** START OF Information shown **

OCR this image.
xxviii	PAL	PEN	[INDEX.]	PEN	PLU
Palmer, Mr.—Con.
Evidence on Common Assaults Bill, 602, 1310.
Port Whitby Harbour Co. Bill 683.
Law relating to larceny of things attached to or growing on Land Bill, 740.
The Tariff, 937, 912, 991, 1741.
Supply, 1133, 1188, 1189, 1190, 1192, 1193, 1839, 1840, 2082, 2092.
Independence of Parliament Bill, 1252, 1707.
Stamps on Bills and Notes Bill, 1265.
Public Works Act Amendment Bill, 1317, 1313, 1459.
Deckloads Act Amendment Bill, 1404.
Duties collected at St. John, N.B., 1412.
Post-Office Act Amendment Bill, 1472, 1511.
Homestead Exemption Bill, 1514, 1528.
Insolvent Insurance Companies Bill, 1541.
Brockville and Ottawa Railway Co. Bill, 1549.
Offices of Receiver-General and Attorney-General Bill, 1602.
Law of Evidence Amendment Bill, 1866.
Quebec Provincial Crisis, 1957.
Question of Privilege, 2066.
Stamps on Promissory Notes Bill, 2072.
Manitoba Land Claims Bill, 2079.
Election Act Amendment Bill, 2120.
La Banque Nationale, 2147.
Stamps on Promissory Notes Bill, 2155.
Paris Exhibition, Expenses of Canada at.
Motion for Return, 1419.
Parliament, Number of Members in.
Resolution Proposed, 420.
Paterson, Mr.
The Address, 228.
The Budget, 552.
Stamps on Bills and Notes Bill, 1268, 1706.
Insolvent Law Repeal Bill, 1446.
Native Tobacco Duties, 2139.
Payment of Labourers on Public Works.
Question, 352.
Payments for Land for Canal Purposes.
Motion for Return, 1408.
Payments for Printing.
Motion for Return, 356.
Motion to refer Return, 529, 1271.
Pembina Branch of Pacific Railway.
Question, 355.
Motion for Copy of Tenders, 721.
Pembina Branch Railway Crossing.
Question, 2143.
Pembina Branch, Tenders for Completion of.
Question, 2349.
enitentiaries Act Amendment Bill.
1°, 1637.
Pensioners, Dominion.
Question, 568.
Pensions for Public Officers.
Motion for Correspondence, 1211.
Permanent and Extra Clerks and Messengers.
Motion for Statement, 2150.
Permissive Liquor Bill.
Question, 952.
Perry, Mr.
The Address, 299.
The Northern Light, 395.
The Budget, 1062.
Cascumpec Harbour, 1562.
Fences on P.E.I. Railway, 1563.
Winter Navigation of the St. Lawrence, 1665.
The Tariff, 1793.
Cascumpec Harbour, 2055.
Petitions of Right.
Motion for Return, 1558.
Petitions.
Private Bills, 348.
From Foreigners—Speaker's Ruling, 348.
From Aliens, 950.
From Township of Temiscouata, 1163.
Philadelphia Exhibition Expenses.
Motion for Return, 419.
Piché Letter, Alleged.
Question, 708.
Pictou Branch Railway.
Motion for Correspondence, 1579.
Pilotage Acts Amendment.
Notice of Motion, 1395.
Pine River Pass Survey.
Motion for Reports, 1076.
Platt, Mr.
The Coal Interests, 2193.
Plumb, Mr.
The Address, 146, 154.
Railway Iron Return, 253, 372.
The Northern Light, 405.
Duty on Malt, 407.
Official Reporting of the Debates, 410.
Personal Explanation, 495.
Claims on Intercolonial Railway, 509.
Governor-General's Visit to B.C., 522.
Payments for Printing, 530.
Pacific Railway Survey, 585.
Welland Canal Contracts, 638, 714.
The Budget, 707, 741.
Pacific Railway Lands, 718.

** END OF Information shown **

Restate the data above word for word, please.

OCR this image.
xxviii	PAL	PEN	[INDEX.]	PEN	PLU
Palmer, Mr.—Con.
Evidence on Common Assaults Bill, 602, 1310.
Port Whitby Harbour Co. Bill 683.
Law relating to larceny of things attached to or growing on Land Bill, 740.
The Tariff, 937, 912, 991, 1741.
Supply, 1133, 1188, 1189, 1190, 1192, 1193, 1839, 1840, 2082, 2092.
Independence of Parliament Bill, 1252, 1707.
Stamps on Bills and Notes Bill, 1265.
Public Works Act Amendment Bill, 1317, 1313, 1459.
Deckloads Act Amendment Bill, 1404.
Duties collected at St. John, N.B., 1412.
Post-Office Act Amendment Bill, 1472, 1511.
Homestead Exemption Bill, 1514, 1528.
Insolvent Insurance Companies Bill, 1541.
Brockville and Ottawa Railway Co. Bill, 1549.
Offices of Receiver-General and Attorney-General Bill, 1602.
Law of Evidence Amendment Bill, 1866.
Quebec Provincial Crisis, 1957.
Question of Privilege, 2066.
Stamps on Promissory Notes Bill, 2072.
Manitoba Land Claims Bill, 2079.
Election Act Amendment Bill, 2120.
La Banque Nationale, 2147.
Stamps on Promissory Notes Bill, 2155.
Paris Exhibition, Expenses of Canada at.
Motion for Return, 1419.
Parliament, Number of Members in.
Resolution Proposed, 420.
Paterson, Mr.
The Address, 228.
The Budget, 552.
Stamps on Bills and Notes Bill, 1268, 1706.
Insolvent Law Repeal Bill, 1446.
Native Tobacco Duties, 2139.
Payment of Labourers on Public Works.
Question, 352.
Payments for Land for Canal Purposes.
Motion for Return, 1408.
Payments for Printing.
Motion for Return, 356.
Motion to refer Return, 529, 1271.
Pembina Branch of Pacific Railway.
Question, 355.
Motion for Copy of Tenders, 721.
Pembina Branch Railway Crossing.
Question, 2143.
Pembina Branch, Tenders for Completion of.
Question, 2349.
enitentiaries Act Amendment Bill.
1°, 1637.
Pensioners, Dominion.
Question, 568.
Pensions for Public Officers.
Motion for Correspondence, 1211.
Permanent and Extra Clerks and Messengers.
Motion for Statement, 2150.
Permissive Liquor Bill.
Question, 952.
Perry, Mr.
The Address, 299.
The Northern Light, 395.
The Budget, 1062.
Cascumpec Harbour, 1562.
Fences on P.E.I. Railway, 1563.
Winter Navigation of the St. Lawrence, 1665.
The Tariff, 1793.
Cascumpec Harbour, 2055.
Petitions of Right.
Motion for Return, 1558.
Petitions.
Private Bills, 348.
From Foreigners—Speaker's Ruling, 348.
From Aliens, 950.
From Township of Temiscouata, 1163.
Philadelphia Exhibition Expenses.
Motion for Return, 419.
Piché Letter, Alleged.
Question, 708.
Pictou Branch Railway.
Motion for Correspondence, 1579.
Pilotage Acts Amendment.
Notice of Motion, 1395.
Pine River Pass Survey.
Motion for Reports, 1076.
Platt, Mr.
The Coal Interests, 2193.
Plumb, Mr.
The Address, 146, 154.
Railway Iron Return, 253, 372.
The Northern Light, 405.
Duty on Malt, 407.
Official Reporting of the Debates, 410.
Personal Explanation, 495.
Claims on Intercolonial Railway, 509.
Governor-General's Visit to B.C., 522.
Payments for Printing, 530.
Pacific Railway Survey, 585.
Welland Canal Contracts, 638, 714.
The Budget, 707, 741.
Pacific Railway Lands, 718.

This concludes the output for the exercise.